◆ Dataset content

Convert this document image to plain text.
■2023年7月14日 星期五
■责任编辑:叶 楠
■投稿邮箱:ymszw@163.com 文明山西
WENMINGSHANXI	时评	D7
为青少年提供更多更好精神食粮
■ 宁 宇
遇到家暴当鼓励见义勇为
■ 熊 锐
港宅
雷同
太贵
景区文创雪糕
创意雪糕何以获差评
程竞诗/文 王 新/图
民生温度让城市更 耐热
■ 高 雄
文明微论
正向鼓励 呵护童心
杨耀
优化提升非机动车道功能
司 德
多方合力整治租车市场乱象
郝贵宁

◆ Written exercise
Copy each line of the data above without altering a single character.

◆ The reply
Convert this document image to plain text.
■2023年7月14日 星期五
■责任编辑:叶 楠
■投稿邮箱:ymszw@163.com 文明山西
WENMINGSHANXI	时评	D7
为青少年提供更多更好精神食粮
■ 宁 宇
遇到家暴当鼓励见义勇为
■ 熊 锐
港宅
雷同
太贵
景区文创雪糕
创意雪糕何以获差评
程竞诗/文 王 新/图
民生温度让城市更 耐热
■ 高 雄
文明微论
正向鼓励 呵护童心
杨耀
优化提升非机动车道功能
司 德
多方合力整治租车市场乱象
郝贵宁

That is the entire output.